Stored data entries

────────────────

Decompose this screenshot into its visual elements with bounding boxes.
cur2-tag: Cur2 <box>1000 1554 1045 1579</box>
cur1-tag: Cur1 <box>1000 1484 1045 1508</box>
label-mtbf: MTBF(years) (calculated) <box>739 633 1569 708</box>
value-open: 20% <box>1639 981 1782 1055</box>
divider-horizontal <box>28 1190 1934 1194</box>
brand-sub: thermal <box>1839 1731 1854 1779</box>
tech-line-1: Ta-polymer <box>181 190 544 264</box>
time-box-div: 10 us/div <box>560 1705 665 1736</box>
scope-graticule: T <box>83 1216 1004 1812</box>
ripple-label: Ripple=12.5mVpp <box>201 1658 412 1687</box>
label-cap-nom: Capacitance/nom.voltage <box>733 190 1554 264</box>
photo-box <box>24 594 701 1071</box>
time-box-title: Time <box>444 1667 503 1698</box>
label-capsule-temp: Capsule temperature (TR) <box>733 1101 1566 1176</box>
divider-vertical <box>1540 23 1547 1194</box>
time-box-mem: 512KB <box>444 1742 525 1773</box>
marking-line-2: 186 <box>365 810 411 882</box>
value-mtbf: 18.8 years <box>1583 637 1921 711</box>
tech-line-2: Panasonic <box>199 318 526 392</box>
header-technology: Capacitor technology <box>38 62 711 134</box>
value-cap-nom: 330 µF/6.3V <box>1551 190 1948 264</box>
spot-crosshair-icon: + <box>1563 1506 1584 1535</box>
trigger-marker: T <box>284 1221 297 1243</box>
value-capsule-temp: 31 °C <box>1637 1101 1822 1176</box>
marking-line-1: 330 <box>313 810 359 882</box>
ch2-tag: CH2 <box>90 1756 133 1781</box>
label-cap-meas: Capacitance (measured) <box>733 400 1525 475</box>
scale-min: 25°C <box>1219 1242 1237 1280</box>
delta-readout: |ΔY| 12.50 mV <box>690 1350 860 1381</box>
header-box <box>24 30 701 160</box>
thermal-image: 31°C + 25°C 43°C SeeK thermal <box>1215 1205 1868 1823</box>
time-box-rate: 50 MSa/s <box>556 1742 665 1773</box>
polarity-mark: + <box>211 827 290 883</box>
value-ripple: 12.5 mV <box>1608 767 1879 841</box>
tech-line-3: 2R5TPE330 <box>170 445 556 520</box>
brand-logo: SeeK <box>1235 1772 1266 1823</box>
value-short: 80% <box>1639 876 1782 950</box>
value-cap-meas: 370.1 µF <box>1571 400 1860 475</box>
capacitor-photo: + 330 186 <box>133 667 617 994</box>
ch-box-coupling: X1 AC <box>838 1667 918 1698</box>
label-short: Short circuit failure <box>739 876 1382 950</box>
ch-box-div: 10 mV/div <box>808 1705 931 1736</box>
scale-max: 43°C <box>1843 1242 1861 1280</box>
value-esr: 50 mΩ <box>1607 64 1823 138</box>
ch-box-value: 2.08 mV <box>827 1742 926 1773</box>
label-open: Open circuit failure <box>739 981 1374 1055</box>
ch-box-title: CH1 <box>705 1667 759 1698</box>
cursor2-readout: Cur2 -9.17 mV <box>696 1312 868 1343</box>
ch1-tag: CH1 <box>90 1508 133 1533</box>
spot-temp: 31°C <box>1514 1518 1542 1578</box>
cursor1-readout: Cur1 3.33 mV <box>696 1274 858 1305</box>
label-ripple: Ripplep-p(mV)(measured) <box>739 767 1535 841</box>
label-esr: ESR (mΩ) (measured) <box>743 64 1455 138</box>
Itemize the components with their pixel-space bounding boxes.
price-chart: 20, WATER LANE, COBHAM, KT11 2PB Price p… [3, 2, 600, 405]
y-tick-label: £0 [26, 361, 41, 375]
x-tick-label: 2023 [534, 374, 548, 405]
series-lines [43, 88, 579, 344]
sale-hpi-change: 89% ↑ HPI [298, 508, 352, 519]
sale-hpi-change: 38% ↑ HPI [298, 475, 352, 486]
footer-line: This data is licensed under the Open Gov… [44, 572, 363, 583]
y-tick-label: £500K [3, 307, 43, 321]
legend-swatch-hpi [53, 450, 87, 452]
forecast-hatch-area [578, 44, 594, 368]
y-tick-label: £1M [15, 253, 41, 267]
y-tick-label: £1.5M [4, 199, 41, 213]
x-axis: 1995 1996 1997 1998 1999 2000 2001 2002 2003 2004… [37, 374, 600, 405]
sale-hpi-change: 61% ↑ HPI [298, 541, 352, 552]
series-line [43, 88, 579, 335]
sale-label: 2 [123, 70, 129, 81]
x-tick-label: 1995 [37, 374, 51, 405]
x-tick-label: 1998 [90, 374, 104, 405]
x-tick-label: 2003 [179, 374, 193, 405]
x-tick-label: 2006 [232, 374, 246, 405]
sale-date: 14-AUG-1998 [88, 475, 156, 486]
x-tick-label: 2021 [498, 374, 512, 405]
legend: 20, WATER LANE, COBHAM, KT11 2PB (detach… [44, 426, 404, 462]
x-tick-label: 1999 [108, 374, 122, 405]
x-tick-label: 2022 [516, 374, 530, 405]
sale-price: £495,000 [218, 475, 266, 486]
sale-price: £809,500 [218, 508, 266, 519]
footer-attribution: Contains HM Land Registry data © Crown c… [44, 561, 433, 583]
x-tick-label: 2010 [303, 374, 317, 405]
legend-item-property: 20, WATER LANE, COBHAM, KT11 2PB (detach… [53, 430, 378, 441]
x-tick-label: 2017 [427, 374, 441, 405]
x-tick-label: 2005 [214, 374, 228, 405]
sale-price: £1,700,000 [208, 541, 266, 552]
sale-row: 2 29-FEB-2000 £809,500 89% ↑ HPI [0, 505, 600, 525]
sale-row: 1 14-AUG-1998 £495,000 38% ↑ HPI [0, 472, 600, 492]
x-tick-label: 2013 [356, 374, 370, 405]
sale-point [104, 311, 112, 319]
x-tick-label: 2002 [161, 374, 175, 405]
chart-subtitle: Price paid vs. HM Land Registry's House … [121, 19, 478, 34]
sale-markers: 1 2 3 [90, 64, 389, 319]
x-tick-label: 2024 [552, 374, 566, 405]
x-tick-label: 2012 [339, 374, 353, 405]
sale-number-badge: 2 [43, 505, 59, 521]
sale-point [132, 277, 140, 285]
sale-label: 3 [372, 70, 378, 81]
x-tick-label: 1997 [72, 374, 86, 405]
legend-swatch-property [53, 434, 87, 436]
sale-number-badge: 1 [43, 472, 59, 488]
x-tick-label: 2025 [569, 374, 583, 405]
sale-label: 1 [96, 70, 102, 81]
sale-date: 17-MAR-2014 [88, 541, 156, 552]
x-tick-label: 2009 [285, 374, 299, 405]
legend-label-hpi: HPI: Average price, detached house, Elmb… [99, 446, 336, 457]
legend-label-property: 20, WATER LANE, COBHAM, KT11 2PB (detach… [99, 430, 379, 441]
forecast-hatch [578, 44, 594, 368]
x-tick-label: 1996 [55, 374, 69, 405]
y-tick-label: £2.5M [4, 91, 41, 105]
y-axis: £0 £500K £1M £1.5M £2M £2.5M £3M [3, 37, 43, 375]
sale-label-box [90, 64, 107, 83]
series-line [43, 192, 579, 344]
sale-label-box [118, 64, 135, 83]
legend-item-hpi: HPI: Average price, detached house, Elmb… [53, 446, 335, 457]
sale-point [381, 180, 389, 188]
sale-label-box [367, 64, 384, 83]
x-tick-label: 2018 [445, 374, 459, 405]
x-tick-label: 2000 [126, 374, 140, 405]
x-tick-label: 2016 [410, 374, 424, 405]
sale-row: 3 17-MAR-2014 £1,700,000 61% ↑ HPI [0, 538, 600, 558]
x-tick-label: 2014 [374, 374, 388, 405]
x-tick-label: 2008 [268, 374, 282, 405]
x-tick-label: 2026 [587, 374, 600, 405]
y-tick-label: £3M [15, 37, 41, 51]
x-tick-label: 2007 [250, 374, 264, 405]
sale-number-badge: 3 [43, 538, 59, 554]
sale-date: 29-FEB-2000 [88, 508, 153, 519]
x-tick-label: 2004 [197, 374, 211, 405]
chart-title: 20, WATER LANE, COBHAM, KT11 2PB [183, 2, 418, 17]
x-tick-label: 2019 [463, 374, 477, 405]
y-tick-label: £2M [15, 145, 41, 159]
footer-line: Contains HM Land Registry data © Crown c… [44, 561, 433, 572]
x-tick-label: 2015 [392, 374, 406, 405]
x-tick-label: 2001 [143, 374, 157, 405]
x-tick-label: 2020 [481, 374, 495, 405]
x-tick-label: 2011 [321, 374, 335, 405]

────────────────

#### [Aim]
Copy out the data word for word, from its first line through the line containing "spot-crosshair-icon: + <box>1563".

#### [Response]
Decompose this screenshot into its visual elements with bounding boxes.
cur2-tag: Cur2 <box>1000 1554 1045 1579</box>
cur1-tag: Cur1 <box>1000 1484 1045 1508</box>
label-mtbf: MTBF(years) (calculated) <box>739 633 1569 708</box>
value-open: 20% <box>1639 981 1782 1055</box>
divider-horizontal <box>28 1190 1934 1194</box>
brand-sub: thermal <box>1839 1731 1854 1779</box>
tech-line-1: Ta-polymer <box>181 190 544 264</box>
time-box-div: 10 us/div <box>560 1705 665 1736</box>
scope-graticule: T <box>83 1216 1004 1812</box>
ripple-label: Ripple=12.5mVpp <box>201 1658 412 1687</box>
label-cap-nom: Capacitance/nom.voltage <box>733 190 1554 264</box>
photo-box <box>24 594 701 1071</box>
time-box-title: Time <box>444 1667 503 1698</box>
label-capsule-temp: Capsule temperature (TR) <box>733 1101 1566 1176</box>
divider-vertical <box>1540 23 1547 1194</box>
time-box-mem: 512KB <box>444 1742 525 1773</box>
marking-line-2: 186 <box>365 810 411 882</box>
value-mtbf: 18.8 years <box>1583 637 1921 711</box>
tech-line-2: Panasonic <box>199 318 526 392</box>
header-technology: Capacitor technology <box>38 62 711 134</box>
value-cap-nom: 330 µF/6.3V <box>1551 190 1948 264</box>
spot-crosshair-icon: + <box>1563 1506 1584 1535</box>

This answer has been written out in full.